-- WHAT TO PRODUCE --
Every line with the word "left" in it should be extracted from the data that follows.

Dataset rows
"""
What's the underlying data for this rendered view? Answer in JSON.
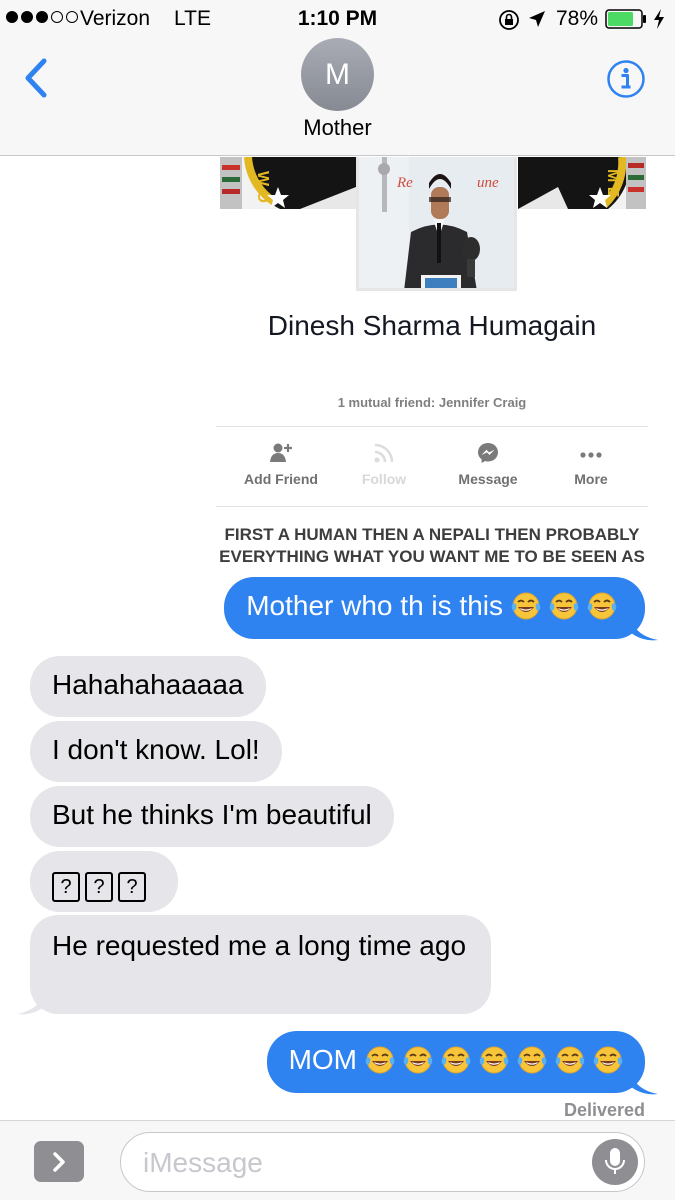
{
  "status_bar": {
    "carrier": "Verizon",
    "network": "LTE",
    "time": "1:10 PM",
    "battery_percent": "78%",
    "battery_level": 0.78,
    "signal_bars_filled": 3,
    "signal_bars_total": 5
  },
  "header": {
    "avatar_initial": "M",
    "contact_name": "Mother",
    "back_icon": "chevron-left-icon",
    "info_icon": "info-icon"
  },
  "shared_image": {
    "profile_name": "Dinesh Sharma Humagain",
    "mutual_friends": "1 mutual friend: Jennifer Craig",
    "actions": [
      {
        "label": "Add Friend",
        "icon": "add-friend-icon"
      },
      {
        "label": "Follow",
        "icon": "follow-icon"
      },
      {
        "label": "Message",
        "icon": "messenger-icon"
      },
      {
        "label": "More",
        "icon": "more-icon"
      }
    ],
    "bio": "FIRST A HUMAN THEN A NEPALI THEN PROBABLY EVERYTHING WHAT YOU WANT ME TO BE SEEN AS"
  },
  "messages": [
    {
      "from": "me",
      "text": "Mother who th is this",
      "emoji_count": 3
    },
    {
      "from": "contact",
      "text": "Hahahahaaaaa"
    },
    {
      "from": "contact",
      "text": "I don't know. Lol!"
    },
    {
      "from": "contact",
      "text": "But he thinks I'm beautiful"
    },
    {
      "from": "contact",
      "text": "???"
    },
    {
      "from": "contact",
      "text": "He requested me a long time ago"
    },
    {
      "from": "me",
      "text": "MOM",
      "emoji_count": 7
    }
  ],
  "delivery_status": "Delivered",
  "input": {
    "placeholder": "iMessage"
  },
  "colors": {
    "sent_bubble": "#2f83f1",
    "received_bubble": "#e5e5ea",
    "ios_blue": "#2f83f1",
    "battery_green": "#4cd964"
  }
}
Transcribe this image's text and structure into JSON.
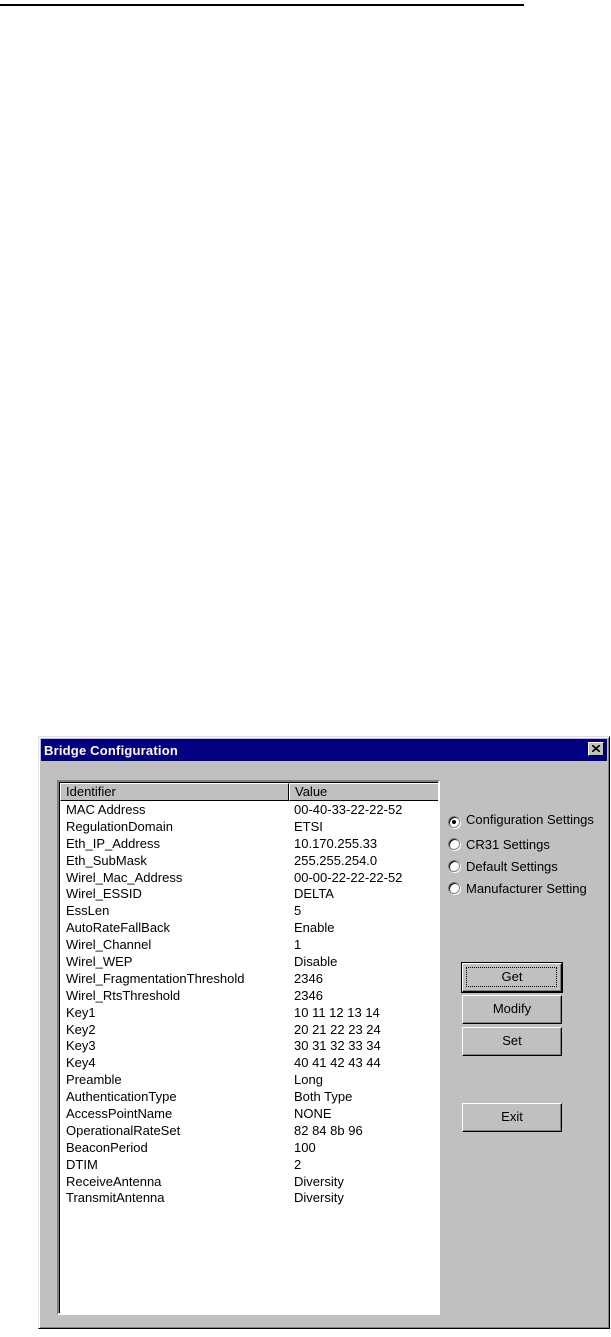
{
  "window": {
    "title": "Bridge Configuration"
  },
  "table": {
    "columns": [
      "Identifier",
      "Value"
    ],
    "rows": [
      {
        "id": "MAC Address",
        "value": "00-40-33-22-22-52"
      },
      {
        "id": "RegulationDomain",
        "value": "ETSI"
      },
      {
        "id": "Eth_IP_Address",
        "value": "10.170.255.33"
      },
      {
        "id": "Eth_SubMask",
        "value": "255.255.254.0"
      },
      {
        "id": "Wirel_Mac_Address",
        "value": "00-00-22-22-22-52"
      },
      {
        "id": "Wirel_ESSID",
        "value": "DELTA"
      },
      {
        "id": "EssLen",
        "value": "5"
      },
      {
        "id": "AutoRateFallBack",
        "value": "Enable"
      },
      {
        "id": "Wirel_Channel",
        "value": "1"
      },
      {
        "id": "Wirel_WEP",
        "value": "Disable"
      },
      {
        "id": "Wirel_FragmentationThreshold",
        "value": "2346"
      },
      {
        "id": "Wirel_RtsThreshold",
        "value": "2346"
      },
      {
        "id": "Key1",
        "value": "10 11 12 13 14"
      },
      {
        "id": "Key2",
        "value": "20 21 22 23 24"
      },
      {
        "id": "Key3",
        "value": "30 31 32 33 34"
      },
      {
        "id": "Key4",
        "value": "40 41 42 43 44"
      },
      {
        "id": "Preamble",
        "value": "Long"
      },
      {
        "id": "AuthenticationType",
        "value": "Both Type"
      },
      {
        "id": "AccessPointName",
        "value": "NONE"
      },
      {
        "id": "OperationalRateSet",
        "value": "82 84 8b 96"
      },
      {
        "id": "BeaconPeriod",
        "value": "100"
      },
      {
        "id": "DTIM",
        "value": "2"
      },
      {
        "id": "ReceiveAntenna",
        "value": "Diversity"
      },
      {
        "id": "TransmitAntenna",
        "value": "Diversity"
      }
    ]
  },
  "radios": [
    {
      "label": "Configuration Settings",
      "checked": true
    },
    {
      "label": "CR31 Settings",
      "checked": false
    },
    {
      "label": "Default Settings",
      "checked": false
    },
    {
      "label": "Manufacturer Setting",
      "checked": false
    }
  ],
  "buttons": {
    "get": "Get",
    "modify": "Modify",
    "set": "Set",
    "exit": "Exit"
  }
}
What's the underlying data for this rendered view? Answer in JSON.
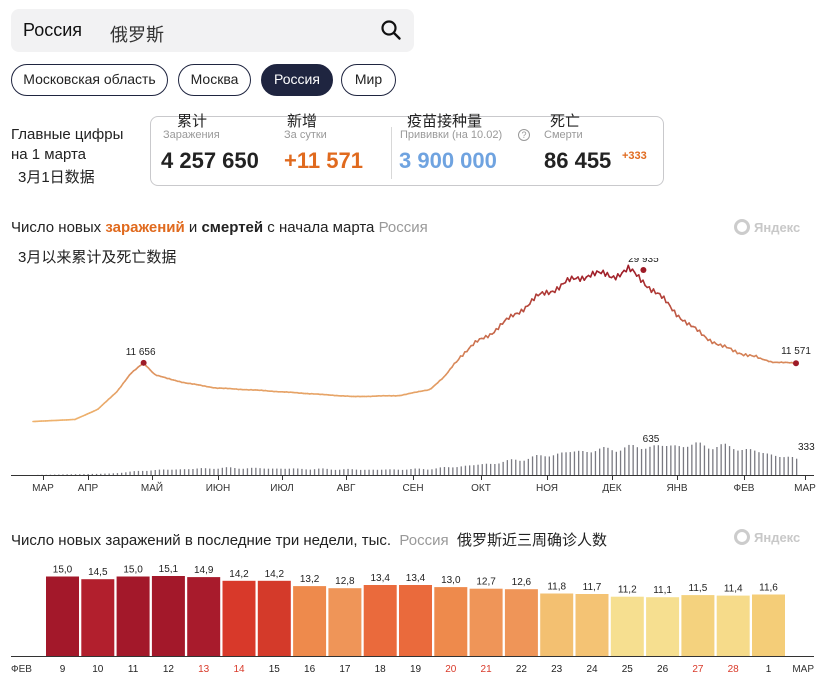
{
  "search": {
    "query": "Россия",
    "query_cn": "俄罗斯"
  },
  "regions": [
    "Московская область",
    "Москва",
    "Россия",
    "Мир"
  ],
  "regions_active": "Россия",
  "summary": {
    "title_line1": "Главные цифры",
    "title_line2": "на 1 марта",
    "subtitle_cn": "3月1日数据",
    "cases_cn": "累计",
    "cases_label": "Заражения",
    "cases_value": "4 257 650",
    "daily_cn": "新增",
    "daily_label": "За сутки",
    "daily_value": "+11 571",
    "vacc_cn": "疫苗接种量",
    "vacc_label": "Прививки (на 10.02)",
    "vacc_value": "3 900 000",
    "deaths_cn": "死亡",
    "deaths_label": "Смерти",
    "deaths_value": "86 455",
    "deaths_delta": "+333"
  },
  "colors": {
    "cases": "#e06a1e",
    "vaccine": "#6fa3e0",
    "deaths_delta": "#e06a1e",
    "active_chip": "#1f2540",
    "dark_red": "#9e1b27",
    "bars_grey": "#7a7a82"
  },
  "chart1": {
    "title_pre": "Число новых ",
    "title_cases": "заражений",
    "title_mid": " и ",
    "title_deaths": "смертей",
    "title_post": " с начала марта",
    "title_region": "Россия",
    "subtitle_cn": "3月以来累计及死亡数据",
    "watermark": "Яндекс"
  },
  "chart2": {
    "title": "Число новых заражений в последние три недели, тыс.",
    "title_region": "Россия",
    "title_cn": "俄罗斯近三周确诊人数",
    "watermark": "Яндекс"
  },
  "chart_data": [
    {
      "type": "line",
      "months": [
        "МАР",
        "АПР",
        "МАЙ",
        "ИЮН",
        "ИЮЛ",
        "АВГ",
        "СЕН",
        "ОКТ",
        "НОЯ",
        "ДЕК",
        "ЯНВ",
        "ФЕВ",
        "МАР"
      ],
      "cases_keypoints_x": [
        0,
        0.055,
        0.085,
        0.11,
        0.128,
        0.145,
        0.16,
        0.175,
        0.2,
        0.24,
        0.3,
        0.36,
        0.42,
        0.48,
        0.52,
        0.54,
        0.56,
        0.58,
        0.6,
        0.62,
        0.66,
        0.7,
        0.73,
        0.76,
        0.78,
        0.8,
        0.83,
        0.86,
        0.9,
        0.94,
        0.97,
        1.0
      ],
      "cases_keypoints": [
        100,
        500,
        2500,
        6000,
        9500,
        11656,
        9300,
        8600,
        7700,
        6700,
        6200,
        5600,
        5000,
        5200,
        6400,
        9000,
        13000,
        15500,
        17500,
        19800,
        24500,
        27500,
        29200,
        28800,
        29935,
        27800,
        23500,
        19000,
        15000,
        13000,
        11800,
        11571
      ],
      "deaths_keypoints_x": [
        0,
        0.1,
        0.15,
        0.25,
        0.35,
        0.45,
        0.52,
        0.6,
        0.7,
        0.8,
        0.87,
        0.92,
        1.0
      ],
      "deaths_keypoints": [
        0,
        30,
        100,
        150,
        130,
        110,
        130,
        240,
        480,
        600,
        635,
        580,
        333
      ],
      "labels": {
        "first_peak": "11 656",
        "max_cases": "29 935",
        "last_cases": "11 571",
        "max_deaths": "635",
        "last_deaths": "333"
      }
    },
    {
      "type": "bar",
      "categories": [
        "9",
        "10",
        "11",
        "12",
        "13",
        "14",
        "15",
        "16",
        "17",
        "18",
        "19",
        "20",
        "21",
        "22",
        "23",
        "24",
        "25",
        "26",
        "27",
        "28",
        "1"
      ],
      "weekend_flags": [
        false,
        false,
        false,
        false,
        true,
        true,
        false,
        false,
        false,
        false,
        false,
        true,
        true,
        false,
        false,
        false,
        false,
        false,
        true,
        true,
        false
      ],
      "values": [
        15.0,
        14.5,
        15.0,
        15.1,
        14.9,
        14.2,
        14.2,
        13.2,
        12.8,
        13.4,
        13.4,
        13.0,
        12.7,
        12.6,
        11.8,
        11.7,
        11.2,
        11.1,
        11.5,
        11.4,
        11.6
      ],
      "value_labels": [
        "15,0",
        "14,5",
        "15,0",
        "15,1",
        "14,9",
        "14,2",
        "14,2",
        "13,2",
        "12,8",
        "13,4",
        "13,4",
        "13,0",
        "12,7",
        "12,6",
        "11,8",
        "11,7",
        "11,2",
        "11,1",
        "11,5",
        "11,4",
        "11,6"
      ],
      "edge_labels": {
        "left": "ФЕВ",
        "right": "МАР"
      },
      "ylim": [
        0,
        15.1
      ]
    }
  ]
}
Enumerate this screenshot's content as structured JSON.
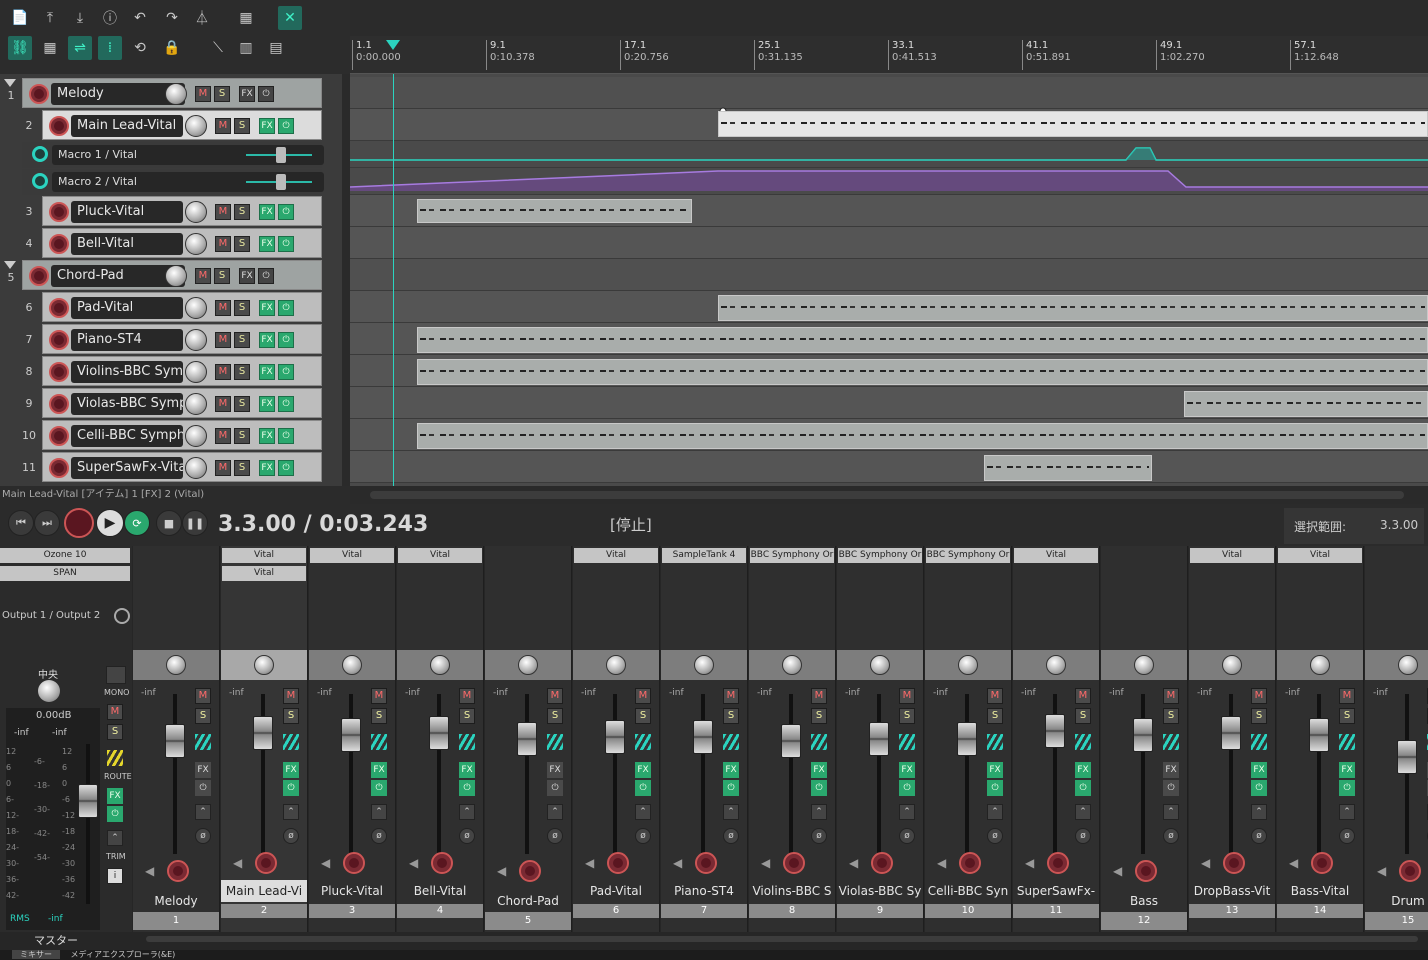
{
  "toolbar": {
    "row1_icons": [
      "new-file-icon",
      "open-icon",
      "save-icon",
      "info-icon",
      "undo-icon",
      "redo-icon",
      "metronome-icon",
      "grid-toggle-icon",
      "snap-icon"
    ],
    "row2_icons": [
      "link-icon",
      "grid-icon",
      "ripple-icon",
      "grid-lines-icon",
      "loop-icon",
      "lock-icon",
      "auto-crossfade-icon",
      "piano-icon",
      "piano-roll-icon"
    ]
  },
  "ruler": {
    "marks": [
      {
        "bar": "1.1",
        "time": "0:00.000"
      },
      {
        "bar": "9.1",
        "time": "0:10.378"
      },
      {
        "bar": "17.1",
        "time": "0:20.756"
      },
      {
        "bar": "25.1",
        "time": "0:31.135"
      },
      {
        "bar": "33.1",
        "time": "0:41.513"
      },
      {
        "bar": "41.1",
        "time": "0:51.891"
      },
      {
        "bar": "49.1",
        "time": "1:02.270"
      },
      {
        "bar": "57.1",
        "time": "1:12.648"
      }
    ]
  },
  "tracks": [
    {
      "num": "1",
      "name": "Melody",
      "folder": true,
      "fx": "FX"
    },
    {
      "num": "2",
      "name": "Main Lead-Vital",
      "selected": true,
      "fx": "FX"
    },
    {
      "num": "3",
      "name": "Pluck-Vital",
      "fx": "FX"
    },
    {
      "num": "4",
      "name": "Bell-Vital",
      "fx": "FX"
    },
    {
      "num": "5",
      "name": "Chord-Pad",
      "folder": true,
      "fx": "FX"
    },
    {
      "num": "6",
      "name": "Pad-Vital",
      "fx": "FX"
    },
    {
      "num": "7",
      "name": "Piano-ST4",
      "fx": "FX"
    },
    {
      "num": "8",
      "name": "Violins-BBC Symp",
      "fx": "FX"
    },
    {
      "num": "9",
      "name": "Violas-BBC Sympl",
      "fx": "FX"
    },
    {
      "num": "10",
      "name": "Celli-BBC Sympho",
      "fx": "FX"
    },
    {
      "num": "11",
      "name": "SuperSawFx-Vita",
      "fx": "FX"
    }
  ],
  "envelopes": [
    {
      "name": "Macro 1 / Vital"
    },
    {
      "name": "Macro 2 / Vital"
    }
  ],
  "labels": {
    "mute": "M",
    "solo": "S"
  },
  "status_line": "Main Lead-Vital [アイテム] 1 [FX] 2 (Vital)",
  "transport": {
    "time": "3.3.00 / 0:03.243",
    "state": "[停止]",
    "selection_label": "選択範囲:",
    "selection_value": "3.3.00"
  },
  "master": {
    "fx1": "Ozone 10",
    "fx2": "SPAN",
    "output": "Output 1 / Output 2",
    "pan_label": "中央",
    "db": "0.00dB",
    "inf_l": "-inf",
    "inf_r": "-inf",
    "scale_l": [
      "12",
      "6",
      "0",
      "6-",
      "12-",
      "18-",
      "24-",
      "30-",
      "36-",
      "42-"
    ],
    "scale_mid": [
      "-6-",
      "-18-",
      "-30-",
      "-42-",
      "-54-"
    ],
    "scale_r": [
      "12",
      "6",
      "0",
      "-6",
      "-12",
      "-18",
      "-24",
      "-30",
      "-36",
      "-42"
    ],
    "rms": "RMS",
    "rms_val": "-inf",
    "name": "マスター",
    "side_labels": {
      "mono": "MONO",
      "route": "ROUTE",
      "trim": "TRIM"
    }
  },
  "mixer_strips": [
    {
      "name": "Melody",
      "num": "1",
      "fx": [],
      "folder": true,
      "fxon": false
    },
    {
      "name": "Main Lead-Vi",
      "num": "2",
      "fx": [
        "Vital",
        "Vital"
      ],
      "selected": true,
      "fxon": true
    },
    {
      "name": "Pluck-Vital",
      "num": "3",
      "fx": [
        "Vital"
      ],
      "fxon": true
    },
    {
      "name": "Bell-Vital",
      "num": "4",
      "fx": [
        "Vital"
      ],
      "fxon": true
    },
    {
      "name": "Chord-Pad",
      "num": "5",
      "fx": [],
      "folder": true,
      "fxon": false
    },
    {
      "name": "Pad-Vital",
      "num": "6",
      "fx": [
        "Vital"
      ],
      "fxon": true
    },
    {
      "name": "Piano-ST4",
      "num": "7",
      "fx": [
        "SampleTank 4"
      ],
      "fxon": true
    },
    {
      "name": "Violins-BBC S",
      "num": "8",
      "fx": [
        "BBC Symphony Or"
      ],
      "fxon": true
    },
    {
      "name": "Violas-BBC Sy",
      "num": "9",
      "fx": [
        "BBC Symphony Or"
      ],
      "fxon": true
    },
    {
      "name": "Celli-BBC Syn",
      "num": "10",
      "fx": [
        "BBC Symphony Or"
      ],
      "fxon": true
    },
    {
      "name": "SuperSawFx-",
      "num": "11",
      "fx": [
        "Vital"
      ],
      "fxon": true
    },
    {
      "name": "Bass",
      "num": "12",
      "fx": [],
      "folder": true,
      "fxon": false
    },
    {
      "name": "DropBass-Vit",
      "num": "13",
      "fx": [
        "Vital"
      ],
      "fxon": true
    },
    {
      "name": "Bass-Vital",
      "num": "14",
      "fx": [
        "Vital"
      ],
      "fxon": true
    },
    {
      "name": "Drum",
      "num": "15",
      "fx": [],
      "folder": true,
      "fxon": false
    }
  ],
  "strip_inf": "-inf",
  "bottom_tabs": [
    "ミキサー",
    "メディアエクスプローラ(&E)"
  ],
  "colors": {
    "accent": "#2bd4c0",
    "fx_green": "#2aa86e",
    "arm_red": "#c55555",
    "env_purple": "#9b5fd0"
  }
}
"""
-- EXPECTED OUTPUT --
    "back_icon": "chevron-left-icon",
        "left": "ФЕВ",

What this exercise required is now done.